--- start of SUPPLIED RECORDS ---

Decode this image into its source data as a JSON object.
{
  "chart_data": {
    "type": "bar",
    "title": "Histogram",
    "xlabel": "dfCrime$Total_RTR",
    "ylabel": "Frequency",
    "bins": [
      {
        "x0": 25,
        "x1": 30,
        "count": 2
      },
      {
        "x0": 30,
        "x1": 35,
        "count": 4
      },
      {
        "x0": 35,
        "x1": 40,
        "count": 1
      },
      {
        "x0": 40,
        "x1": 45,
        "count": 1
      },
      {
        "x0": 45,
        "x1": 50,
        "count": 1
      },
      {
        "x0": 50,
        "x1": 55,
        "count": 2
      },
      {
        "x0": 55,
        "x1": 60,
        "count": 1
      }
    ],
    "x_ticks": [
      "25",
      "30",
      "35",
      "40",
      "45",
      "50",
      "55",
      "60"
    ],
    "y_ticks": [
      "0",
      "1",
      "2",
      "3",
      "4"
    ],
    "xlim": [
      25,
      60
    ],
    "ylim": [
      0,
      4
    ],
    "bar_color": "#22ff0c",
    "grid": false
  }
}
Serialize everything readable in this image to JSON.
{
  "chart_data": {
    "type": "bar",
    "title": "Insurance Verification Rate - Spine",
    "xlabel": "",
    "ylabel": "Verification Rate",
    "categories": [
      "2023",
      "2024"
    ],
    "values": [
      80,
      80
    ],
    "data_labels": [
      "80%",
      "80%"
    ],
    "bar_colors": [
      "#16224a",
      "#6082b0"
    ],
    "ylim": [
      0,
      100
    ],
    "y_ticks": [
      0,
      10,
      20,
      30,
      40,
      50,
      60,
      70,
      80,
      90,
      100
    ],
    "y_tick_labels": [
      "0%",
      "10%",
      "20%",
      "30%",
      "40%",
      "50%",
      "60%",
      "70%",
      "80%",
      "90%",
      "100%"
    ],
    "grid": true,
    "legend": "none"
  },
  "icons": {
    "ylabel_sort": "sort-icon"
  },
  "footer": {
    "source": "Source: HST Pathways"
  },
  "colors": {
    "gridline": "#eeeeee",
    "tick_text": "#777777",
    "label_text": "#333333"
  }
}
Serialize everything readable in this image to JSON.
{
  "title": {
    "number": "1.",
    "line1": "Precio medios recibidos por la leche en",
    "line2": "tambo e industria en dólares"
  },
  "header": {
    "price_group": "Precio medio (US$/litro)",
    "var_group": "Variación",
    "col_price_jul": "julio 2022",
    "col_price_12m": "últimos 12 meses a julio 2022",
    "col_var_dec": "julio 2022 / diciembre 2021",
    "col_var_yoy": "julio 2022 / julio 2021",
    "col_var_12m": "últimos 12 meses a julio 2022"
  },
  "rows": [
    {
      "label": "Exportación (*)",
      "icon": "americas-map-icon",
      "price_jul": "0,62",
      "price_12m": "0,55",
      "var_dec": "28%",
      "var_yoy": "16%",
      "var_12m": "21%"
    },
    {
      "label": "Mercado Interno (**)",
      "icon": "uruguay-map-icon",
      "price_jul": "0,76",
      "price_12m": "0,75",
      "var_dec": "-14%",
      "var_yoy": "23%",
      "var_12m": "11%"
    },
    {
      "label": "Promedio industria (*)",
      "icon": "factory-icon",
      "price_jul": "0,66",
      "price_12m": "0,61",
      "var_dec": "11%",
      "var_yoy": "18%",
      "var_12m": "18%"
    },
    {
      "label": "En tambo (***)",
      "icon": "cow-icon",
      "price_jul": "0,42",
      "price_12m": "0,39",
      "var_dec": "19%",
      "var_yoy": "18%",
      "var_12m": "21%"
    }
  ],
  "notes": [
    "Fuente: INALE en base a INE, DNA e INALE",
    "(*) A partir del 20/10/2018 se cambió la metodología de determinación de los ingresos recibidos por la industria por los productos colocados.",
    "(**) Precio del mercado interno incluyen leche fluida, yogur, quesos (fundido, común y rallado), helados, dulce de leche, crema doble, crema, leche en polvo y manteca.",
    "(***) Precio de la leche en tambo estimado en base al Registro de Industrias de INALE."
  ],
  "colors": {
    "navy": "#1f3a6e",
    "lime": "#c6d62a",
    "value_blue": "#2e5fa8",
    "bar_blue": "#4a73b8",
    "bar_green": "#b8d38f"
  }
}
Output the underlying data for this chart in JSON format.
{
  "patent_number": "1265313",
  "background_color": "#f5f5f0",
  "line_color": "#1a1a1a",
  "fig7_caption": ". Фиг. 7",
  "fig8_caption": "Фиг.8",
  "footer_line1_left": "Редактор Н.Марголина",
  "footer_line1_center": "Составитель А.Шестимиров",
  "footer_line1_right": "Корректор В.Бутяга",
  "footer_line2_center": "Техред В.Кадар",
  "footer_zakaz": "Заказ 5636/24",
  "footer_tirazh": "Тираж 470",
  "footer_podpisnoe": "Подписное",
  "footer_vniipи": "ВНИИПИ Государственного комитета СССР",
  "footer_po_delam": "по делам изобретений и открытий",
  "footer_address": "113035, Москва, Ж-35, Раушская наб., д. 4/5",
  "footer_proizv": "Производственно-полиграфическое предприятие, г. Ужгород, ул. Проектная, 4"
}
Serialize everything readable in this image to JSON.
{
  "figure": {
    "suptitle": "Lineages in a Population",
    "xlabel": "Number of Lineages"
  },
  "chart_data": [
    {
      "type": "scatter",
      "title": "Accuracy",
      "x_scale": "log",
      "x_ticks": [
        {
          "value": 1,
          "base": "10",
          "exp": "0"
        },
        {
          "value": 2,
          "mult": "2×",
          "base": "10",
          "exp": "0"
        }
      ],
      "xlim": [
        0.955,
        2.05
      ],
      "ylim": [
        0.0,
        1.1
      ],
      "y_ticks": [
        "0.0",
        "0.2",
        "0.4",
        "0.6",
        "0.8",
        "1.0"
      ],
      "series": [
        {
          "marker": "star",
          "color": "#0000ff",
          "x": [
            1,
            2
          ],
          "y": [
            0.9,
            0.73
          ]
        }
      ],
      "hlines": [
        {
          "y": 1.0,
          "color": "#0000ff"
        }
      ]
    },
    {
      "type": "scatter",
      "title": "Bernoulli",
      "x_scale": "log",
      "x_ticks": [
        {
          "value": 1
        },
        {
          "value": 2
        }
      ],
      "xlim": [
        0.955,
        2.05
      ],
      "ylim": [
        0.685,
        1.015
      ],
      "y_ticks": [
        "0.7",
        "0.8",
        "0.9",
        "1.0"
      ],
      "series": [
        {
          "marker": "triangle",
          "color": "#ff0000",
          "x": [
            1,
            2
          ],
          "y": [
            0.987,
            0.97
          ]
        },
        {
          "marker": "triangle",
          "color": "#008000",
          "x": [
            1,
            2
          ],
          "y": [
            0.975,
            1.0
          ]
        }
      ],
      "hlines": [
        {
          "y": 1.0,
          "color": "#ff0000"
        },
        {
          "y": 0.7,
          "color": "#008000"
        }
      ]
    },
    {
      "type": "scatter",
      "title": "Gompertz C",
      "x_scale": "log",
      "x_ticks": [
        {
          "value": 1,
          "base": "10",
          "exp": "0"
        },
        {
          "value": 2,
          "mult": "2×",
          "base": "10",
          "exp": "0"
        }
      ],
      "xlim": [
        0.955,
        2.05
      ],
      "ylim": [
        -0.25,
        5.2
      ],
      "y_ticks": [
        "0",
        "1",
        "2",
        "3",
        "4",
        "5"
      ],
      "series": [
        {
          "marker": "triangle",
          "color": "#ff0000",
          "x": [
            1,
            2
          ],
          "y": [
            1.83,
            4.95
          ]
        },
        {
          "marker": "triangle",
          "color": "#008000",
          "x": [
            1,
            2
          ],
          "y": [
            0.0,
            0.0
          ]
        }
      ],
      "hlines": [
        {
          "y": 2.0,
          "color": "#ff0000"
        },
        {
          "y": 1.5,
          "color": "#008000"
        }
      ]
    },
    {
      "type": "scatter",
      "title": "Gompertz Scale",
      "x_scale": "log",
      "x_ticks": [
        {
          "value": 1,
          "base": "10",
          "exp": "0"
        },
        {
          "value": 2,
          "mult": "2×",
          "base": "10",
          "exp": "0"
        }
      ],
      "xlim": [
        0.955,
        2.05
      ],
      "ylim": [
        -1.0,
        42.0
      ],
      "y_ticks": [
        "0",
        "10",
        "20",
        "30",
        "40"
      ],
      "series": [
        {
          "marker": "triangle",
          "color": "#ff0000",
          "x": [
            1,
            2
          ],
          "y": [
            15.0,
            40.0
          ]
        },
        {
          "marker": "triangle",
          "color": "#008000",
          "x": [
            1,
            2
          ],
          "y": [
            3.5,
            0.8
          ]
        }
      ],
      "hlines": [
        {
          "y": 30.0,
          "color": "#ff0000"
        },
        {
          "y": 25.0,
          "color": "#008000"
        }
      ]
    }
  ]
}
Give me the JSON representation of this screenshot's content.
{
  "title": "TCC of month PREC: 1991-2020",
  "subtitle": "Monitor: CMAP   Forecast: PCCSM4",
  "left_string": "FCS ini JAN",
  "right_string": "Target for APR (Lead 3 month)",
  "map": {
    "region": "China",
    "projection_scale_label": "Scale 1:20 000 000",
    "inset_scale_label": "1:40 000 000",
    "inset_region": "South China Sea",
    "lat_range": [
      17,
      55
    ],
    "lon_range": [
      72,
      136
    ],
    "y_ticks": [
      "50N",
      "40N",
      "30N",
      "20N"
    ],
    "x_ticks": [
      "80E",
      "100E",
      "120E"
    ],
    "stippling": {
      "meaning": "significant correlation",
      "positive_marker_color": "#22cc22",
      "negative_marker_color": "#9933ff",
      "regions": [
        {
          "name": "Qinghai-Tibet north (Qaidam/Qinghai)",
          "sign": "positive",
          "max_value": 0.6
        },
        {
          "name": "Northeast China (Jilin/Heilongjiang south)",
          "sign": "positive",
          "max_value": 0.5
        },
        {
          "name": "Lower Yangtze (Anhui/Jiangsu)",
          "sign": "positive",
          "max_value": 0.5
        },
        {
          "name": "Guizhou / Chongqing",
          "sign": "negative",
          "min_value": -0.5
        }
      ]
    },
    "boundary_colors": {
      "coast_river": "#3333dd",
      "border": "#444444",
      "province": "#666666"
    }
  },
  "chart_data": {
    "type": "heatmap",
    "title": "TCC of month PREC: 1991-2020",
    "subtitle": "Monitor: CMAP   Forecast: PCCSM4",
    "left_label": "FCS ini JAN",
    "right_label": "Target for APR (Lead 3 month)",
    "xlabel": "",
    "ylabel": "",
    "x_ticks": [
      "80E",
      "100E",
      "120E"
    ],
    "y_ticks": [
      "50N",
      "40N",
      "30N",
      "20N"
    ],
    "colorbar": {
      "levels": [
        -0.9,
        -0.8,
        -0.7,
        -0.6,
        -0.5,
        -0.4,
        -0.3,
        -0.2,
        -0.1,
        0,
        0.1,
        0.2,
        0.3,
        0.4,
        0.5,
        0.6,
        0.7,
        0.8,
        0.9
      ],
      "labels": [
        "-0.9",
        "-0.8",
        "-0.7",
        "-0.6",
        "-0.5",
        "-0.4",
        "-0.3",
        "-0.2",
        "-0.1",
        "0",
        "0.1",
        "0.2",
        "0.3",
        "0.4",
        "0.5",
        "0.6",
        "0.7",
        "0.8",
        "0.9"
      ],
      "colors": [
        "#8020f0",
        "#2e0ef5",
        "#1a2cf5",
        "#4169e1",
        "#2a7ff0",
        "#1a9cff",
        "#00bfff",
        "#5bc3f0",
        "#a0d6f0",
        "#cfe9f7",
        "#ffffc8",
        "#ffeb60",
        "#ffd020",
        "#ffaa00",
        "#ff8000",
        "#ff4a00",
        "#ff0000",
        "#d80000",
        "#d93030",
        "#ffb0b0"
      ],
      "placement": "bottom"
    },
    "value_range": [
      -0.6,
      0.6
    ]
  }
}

--- end of SUPPLIED RECORDS ---

## EXERCISE OBJECTIVE:
Which lines contain "Target"? Copy each of them.

## THE SOLUTION:
  "right_string": "Target for APR (Lead 3 month)",
    "right_label": "Target for APR (Lead 3 month)",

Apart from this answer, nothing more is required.